### Supplied data:
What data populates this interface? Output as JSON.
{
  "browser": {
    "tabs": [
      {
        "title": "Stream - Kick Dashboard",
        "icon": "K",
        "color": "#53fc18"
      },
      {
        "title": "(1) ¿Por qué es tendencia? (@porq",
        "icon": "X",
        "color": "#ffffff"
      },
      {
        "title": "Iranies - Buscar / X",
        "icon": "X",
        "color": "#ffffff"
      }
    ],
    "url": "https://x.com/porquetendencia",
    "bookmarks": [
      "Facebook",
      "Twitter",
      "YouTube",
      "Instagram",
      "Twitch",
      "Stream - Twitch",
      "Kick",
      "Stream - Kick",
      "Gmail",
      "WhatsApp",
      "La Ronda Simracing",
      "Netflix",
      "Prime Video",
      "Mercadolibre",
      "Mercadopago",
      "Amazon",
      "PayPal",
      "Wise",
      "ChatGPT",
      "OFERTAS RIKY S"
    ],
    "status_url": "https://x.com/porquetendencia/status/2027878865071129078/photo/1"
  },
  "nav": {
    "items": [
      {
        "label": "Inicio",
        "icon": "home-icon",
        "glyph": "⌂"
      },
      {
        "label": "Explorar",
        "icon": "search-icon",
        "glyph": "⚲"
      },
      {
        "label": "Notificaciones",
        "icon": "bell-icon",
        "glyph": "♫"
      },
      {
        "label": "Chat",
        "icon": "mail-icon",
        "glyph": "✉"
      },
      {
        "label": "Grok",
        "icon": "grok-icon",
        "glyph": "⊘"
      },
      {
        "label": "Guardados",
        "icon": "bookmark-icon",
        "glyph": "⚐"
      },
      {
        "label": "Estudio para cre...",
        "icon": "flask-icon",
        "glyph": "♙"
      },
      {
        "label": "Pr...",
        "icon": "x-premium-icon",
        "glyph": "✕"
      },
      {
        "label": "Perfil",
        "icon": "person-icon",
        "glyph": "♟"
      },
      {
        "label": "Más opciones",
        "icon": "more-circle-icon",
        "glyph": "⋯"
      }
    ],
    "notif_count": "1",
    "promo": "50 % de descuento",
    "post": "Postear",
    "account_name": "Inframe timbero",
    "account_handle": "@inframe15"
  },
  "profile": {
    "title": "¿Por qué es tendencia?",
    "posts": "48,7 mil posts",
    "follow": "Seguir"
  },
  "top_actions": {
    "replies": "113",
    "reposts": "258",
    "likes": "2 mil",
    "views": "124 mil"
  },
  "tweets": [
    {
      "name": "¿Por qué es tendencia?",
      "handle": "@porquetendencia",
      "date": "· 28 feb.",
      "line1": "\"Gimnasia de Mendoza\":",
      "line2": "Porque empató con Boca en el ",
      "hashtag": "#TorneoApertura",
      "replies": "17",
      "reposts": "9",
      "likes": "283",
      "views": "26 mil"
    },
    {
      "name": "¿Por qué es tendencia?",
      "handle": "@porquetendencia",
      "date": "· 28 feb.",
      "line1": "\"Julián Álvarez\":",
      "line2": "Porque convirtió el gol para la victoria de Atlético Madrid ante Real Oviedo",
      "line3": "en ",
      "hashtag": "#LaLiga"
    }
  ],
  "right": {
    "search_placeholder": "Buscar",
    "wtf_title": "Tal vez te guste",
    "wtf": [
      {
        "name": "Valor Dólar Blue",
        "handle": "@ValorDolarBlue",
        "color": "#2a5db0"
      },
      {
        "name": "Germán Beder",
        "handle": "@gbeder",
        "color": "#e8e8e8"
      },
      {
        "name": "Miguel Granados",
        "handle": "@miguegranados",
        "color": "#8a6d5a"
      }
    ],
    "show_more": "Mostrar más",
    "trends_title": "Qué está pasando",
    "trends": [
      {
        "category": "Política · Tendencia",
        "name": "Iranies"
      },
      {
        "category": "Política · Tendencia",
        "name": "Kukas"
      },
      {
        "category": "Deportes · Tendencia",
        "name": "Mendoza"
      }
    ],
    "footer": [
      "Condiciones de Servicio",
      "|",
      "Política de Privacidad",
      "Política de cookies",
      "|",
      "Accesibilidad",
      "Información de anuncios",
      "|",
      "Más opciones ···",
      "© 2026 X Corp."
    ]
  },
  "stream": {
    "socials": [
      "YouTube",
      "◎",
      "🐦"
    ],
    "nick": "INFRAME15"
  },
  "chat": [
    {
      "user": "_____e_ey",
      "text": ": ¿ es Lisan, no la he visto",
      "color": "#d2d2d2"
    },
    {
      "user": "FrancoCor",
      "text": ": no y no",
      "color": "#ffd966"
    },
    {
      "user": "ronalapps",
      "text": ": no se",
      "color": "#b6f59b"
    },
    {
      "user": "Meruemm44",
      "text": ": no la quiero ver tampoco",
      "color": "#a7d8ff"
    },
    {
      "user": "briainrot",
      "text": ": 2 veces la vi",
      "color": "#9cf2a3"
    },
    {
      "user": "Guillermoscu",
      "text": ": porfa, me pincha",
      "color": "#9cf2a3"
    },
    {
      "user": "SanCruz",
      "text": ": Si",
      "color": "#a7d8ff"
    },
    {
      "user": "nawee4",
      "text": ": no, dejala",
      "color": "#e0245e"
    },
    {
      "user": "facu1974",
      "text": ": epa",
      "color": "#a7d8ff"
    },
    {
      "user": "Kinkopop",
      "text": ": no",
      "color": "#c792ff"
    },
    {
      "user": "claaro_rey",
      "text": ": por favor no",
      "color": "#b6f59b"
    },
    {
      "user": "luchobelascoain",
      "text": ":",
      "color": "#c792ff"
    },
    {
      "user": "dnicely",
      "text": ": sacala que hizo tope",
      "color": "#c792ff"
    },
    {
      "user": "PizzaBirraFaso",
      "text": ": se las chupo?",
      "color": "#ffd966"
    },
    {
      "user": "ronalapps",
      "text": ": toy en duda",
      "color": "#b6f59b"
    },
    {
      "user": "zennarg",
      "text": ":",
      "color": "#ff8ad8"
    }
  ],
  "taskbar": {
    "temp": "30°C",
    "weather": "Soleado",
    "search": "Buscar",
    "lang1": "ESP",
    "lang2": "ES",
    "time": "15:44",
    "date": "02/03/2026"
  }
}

### What this task involves:
Check each line of the records for "hashtag" and copy the ones that contain it.

### Task output:
      "hashtag": "#TorneoApertura",
      "hashtag": "#LaLiga"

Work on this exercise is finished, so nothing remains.